▶ **Set exercise**
Filter this material down to the lines that hold "ProtoSnap", copying each one.

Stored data
┄┄┄┄┄┄┄┄┄┄┄┄┄┄┄┄┄┄┄┄

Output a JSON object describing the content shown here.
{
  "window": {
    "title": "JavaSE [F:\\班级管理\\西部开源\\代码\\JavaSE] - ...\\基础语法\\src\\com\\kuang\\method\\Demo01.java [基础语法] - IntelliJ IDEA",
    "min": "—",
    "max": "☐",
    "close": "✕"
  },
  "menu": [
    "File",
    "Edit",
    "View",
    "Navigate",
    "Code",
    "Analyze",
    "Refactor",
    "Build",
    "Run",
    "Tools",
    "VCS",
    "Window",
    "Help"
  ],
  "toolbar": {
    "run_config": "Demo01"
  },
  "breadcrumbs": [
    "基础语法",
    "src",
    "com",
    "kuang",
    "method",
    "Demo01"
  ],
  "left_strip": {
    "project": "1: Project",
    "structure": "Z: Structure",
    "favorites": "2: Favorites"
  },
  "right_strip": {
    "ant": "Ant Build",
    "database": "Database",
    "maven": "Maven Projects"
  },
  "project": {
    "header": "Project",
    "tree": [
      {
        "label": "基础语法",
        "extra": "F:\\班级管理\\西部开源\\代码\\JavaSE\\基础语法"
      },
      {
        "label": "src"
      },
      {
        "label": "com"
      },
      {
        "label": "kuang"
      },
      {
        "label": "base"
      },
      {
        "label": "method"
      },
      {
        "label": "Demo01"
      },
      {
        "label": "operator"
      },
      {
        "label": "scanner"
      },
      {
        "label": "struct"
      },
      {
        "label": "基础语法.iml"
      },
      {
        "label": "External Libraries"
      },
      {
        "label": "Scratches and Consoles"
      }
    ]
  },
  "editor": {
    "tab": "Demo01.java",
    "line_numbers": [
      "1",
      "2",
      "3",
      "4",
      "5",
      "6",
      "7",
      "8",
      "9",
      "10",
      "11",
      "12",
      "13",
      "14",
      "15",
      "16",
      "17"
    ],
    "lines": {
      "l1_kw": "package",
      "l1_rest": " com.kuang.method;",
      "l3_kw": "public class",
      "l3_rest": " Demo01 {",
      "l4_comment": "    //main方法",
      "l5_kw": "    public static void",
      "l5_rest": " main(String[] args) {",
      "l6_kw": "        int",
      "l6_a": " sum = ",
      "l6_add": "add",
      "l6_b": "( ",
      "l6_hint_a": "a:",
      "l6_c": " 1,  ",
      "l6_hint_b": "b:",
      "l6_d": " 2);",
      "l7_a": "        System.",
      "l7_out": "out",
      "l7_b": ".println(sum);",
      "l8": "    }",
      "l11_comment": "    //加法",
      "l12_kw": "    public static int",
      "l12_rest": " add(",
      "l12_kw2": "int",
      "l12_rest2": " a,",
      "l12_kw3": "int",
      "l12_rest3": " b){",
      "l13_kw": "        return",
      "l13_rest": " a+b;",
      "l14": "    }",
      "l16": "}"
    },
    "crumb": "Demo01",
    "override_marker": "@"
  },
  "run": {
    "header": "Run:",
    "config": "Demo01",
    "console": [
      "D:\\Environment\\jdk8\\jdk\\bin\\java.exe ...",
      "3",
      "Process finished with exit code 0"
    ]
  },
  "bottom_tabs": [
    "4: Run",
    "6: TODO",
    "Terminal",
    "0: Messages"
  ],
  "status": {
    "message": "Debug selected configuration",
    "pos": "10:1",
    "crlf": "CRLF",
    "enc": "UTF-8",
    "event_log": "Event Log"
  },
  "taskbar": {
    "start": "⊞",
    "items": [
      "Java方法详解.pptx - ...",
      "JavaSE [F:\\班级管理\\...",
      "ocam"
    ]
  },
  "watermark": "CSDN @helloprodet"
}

┄┄┄┄┄┄┄┄┄┄┄┄┄┄┄┄┄┄┄┄

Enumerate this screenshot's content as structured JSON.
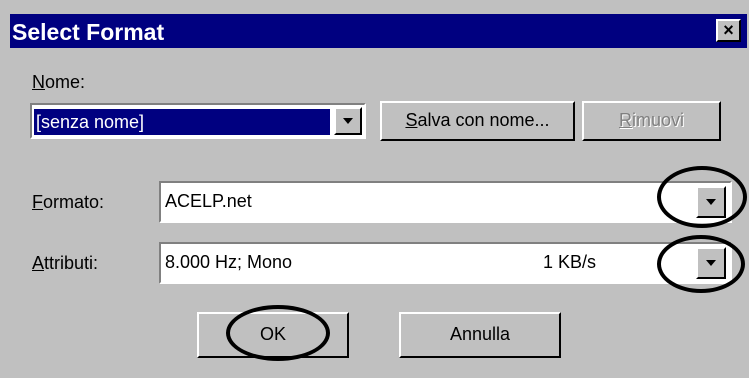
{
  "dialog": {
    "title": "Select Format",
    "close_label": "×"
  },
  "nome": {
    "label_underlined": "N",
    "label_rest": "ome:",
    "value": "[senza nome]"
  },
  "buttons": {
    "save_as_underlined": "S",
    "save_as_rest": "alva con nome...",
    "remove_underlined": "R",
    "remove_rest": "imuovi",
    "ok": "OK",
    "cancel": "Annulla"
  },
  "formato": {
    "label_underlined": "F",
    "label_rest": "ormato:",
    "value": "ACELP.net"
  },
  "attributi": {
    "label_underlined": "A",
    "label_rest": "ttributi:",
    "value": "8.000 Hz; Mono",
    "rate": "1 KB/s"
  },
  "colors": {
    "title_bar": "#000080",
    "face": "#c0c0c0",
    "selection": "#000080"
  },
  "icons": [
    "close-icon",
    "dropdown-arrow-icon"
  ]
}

┄┄┄┄┄┄┄┄┄┄┄┄┄┄┄┄┄┄┄┄

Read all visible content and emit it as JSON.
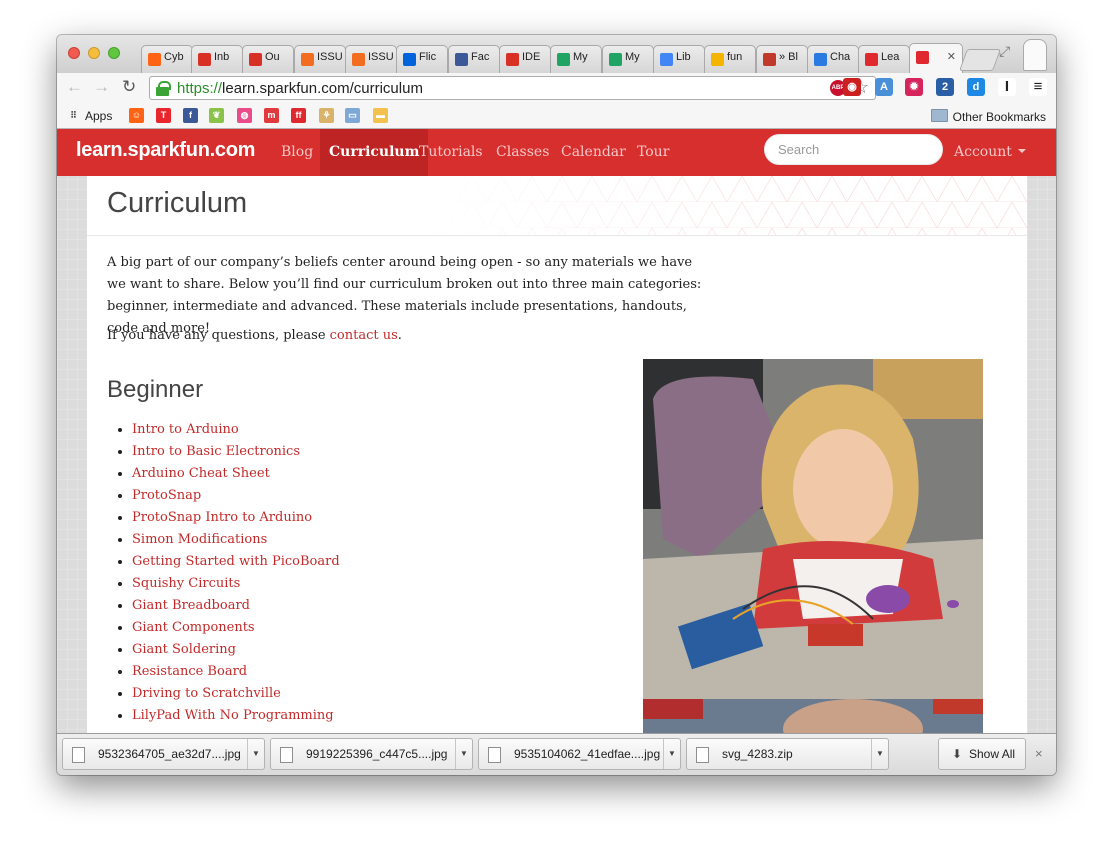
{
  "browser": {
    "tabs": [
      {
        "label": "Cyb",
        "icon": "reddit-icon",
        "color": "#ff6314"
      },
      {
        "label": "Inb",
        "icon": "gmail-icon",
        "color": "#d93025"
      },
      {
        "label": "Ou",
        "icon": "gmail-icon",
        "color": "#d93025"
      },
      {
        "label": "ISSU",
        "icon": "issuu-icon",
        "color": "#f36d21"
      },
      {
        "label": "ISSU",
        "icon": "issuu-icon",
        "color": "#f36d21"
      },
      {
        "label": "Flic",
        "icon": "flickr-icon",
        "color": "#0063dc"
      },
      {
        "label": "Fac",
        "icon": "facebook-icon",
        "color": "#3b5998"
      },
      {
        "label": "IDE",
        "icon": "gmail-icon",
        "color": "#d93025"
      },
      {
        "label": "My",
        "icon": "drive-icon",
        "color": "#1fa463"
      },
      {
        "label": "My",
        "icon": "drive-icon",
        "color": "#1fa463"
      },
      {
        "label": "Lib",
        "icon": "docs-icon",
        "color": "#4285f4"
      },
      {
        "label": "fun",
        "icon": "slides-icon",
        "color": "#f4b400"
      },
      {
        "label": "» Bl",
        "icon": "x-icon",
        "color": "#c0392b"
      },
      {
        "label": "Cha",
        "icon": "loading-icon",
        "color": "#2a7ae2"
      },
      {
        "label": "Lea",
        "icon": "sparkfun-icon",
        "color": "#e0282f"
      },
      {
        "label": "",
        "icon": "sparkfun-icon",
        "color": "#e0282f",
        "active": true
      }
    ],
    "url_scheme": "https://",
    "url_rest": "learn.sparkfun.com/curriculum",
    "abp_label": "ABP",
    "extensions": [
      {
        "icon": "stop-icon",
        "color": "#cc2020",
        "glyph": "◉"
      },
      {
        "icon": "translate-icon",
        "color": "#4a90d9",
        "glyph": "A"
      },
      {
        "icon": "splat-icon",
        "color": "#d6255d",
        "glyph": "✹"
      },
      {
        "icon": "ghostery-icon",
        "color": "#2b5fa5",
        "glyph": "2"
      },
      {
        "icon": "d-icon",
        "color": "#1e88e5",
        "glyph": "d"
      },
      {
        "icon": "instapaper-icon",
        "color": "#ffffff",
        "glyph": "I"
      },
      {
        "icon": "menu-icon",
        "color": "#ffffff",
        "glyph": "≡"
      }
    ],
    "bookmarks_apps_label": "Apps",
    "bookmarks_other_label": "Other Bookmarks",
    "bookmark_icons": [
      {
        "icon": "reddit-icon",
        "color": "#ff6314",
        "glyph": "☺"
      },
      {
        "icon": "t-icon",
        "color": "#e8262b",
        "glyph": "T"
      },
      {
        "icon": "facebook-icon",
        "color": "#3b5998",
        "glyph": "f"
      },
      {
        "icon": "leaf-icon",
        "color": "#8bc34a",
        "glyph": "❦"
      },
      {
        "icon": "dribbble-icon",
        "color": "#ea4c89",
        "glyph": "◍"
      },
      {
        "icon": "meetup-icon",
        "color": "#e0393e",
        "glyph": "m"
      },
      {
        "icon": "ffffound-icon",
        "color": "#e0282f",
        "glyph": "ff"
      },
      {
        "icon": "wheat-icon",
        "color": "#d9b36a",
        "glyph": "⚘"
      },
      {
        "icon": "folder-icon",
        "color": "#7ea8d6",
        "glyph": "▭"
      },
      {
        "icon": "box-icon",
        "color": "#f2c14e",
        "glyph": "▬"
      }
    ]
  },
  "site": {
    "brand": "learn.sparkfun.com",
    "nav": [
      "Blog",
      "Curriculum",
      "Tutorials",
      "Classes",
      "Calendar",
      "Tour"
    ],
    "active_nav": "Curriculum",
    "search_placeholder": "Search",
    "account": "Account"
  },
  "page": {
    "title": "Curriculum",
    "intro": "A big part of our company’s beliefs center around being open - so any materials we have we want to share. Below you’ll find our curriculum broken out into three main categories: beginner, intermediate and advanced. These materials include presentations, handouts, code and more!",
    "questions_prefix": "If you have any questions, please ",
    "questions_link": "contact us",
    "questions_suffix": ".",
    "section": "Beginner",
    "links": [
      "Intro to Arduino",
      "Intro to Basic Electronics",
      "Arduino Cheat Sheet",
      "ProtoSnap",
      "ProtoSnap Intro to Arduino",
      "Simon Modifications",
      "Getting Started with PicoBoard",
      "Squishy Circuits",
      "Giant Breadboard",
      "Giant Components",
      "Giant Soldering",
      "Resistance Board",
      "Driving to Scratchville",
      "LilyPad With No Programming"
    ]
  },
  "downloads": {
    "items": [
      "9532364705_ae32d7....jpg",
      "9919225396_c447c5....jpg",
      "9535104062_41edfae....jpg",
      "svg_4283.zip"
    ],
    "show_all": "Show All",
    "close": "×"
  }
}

┄┄┄┄┄┄┄┄┄┄┄┄┄┄┄┄┄┄┄┄

▶ **Exercise result**
      "ProtoSnap",
      "ProtoSnap Intro to Arduino",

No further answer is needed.